• **Stated exercise**
Count every line of the listing where the string "type" occurs, and reply with the count alone.
=== Material to process ===
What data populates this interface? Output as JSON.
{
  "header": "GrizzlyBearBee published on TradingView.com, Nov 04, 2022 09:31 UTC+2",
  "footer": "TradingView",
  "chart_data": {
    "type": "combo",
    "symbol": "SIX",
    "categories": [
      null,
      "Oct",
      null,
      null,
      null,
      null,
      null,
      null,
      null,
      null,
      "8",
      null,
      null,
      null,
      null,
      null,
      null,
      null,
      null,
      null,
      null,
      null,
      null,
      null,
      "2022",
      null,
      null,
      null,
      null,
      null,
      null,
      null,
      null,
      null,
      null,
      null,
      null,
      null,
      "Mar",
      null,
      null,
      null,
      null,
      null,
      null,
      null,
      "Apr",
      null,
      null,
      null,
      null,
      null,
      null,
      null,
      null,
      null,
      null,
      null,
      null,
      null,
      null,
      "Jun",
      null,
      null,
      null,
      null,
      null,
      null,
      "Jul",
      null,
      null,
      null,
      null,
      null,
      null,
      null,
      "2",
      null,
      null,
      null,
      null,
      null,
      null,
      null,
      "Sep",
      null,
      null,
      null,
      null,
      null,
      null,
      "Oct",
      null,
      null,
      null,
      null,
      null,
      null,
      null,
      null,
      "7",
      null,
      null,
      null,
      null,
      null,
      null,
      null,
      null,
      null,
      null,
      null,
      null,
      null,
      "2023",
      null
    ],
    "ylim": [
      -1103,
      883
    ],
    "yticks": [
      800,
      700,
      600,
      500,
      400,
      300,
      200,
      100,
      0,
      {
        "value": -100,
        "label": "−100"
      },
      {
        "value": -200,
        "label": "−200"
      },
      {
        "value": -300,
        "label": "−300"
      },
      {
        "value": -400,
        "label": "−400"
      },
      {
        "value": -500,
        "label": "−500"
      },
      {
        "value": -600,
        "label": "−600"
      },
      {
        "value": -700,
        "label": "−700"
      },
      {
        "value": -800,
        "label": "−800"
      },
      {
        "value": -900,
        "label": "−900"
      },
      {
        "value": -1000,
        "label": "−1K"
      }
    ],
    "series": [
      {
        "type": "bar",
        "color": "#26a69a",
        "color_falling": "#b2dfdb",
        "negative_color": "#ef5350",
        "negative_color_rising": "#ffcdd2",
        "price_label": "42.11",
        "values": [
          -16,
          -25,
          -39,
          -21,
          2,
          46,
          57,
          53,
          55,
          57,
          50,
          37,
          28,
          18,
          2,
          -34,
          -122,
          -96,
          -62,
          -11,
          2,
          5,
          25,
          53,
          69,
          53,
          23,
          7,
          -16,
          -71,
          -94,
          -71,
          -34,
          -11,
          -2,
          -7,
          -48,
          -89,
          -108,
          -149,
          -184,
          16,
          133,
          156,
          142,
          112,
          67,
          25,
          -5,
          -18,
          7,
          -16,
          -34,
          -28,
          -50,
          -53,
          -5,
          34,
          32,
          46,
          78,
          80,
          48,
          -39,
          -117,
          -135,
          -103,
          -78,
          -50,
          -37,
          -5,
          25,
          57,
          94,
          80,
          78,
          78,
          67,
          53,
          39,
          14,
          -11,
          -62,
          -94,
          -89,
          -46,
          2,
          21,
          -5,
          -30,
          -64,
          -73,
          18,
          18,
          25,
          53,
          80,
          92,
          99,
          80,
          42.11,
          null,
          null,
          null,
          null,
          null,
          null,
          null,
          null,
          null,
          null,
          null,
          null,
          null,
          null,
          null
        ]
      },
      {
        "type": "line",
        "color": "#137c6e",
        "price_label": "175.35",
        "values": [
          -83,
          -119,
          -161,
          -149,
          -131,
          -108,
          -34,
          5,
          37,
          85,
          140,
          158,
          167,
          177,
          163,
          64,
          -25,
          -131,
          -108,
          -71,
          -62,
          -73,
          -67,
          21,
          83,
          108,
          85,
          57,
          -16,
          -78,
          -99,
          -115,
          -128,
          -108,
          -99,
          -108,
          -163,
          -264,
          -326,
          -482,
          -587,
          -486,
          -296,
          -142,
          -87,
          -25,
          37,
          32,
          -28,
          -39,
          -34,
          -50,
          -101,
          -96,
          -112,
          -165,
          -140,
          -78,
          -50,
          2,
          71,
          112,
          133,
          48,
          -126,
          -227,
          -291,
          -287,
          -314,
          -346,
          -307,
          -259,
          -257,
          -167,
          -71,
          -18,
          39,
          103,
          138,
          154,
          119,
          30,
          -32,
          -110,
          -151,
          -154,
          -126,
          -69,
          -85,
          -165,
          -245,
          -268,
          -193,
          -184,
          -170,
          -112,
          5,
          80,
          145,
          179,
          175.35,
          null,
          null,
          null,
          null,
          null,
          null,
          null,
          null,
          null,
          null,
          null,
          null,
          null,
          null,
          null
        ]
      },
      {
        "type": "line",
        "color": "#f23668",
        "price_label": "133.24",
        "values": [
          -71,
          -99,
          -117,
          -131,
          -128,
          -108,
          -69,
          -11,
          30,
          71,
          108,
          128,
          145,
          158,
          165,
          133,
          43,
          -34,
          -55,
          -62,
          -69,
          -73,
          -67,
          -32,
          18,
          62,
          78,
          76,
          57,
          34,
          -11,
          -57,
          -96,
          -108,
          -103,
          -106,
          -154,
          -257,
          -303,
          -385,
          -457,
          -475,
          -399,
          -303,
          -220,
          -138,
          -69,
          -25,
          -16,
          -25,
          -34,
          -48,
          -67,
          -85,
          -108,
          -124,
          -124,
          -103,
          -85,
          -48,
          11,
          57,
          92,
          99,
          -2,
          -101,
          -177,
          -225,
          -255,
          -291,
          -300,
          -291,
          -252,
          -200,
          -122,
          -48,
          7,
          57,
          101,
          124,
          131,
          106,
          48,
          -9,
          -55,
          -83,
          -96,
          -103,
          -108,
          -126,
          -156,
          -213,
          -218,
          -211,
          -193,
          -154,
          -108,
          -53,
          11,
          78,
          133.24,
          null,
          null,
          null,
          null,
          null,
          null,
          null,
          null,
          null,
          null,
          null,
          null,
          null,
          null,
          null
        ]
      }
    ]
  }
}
===
• **Answer below**
4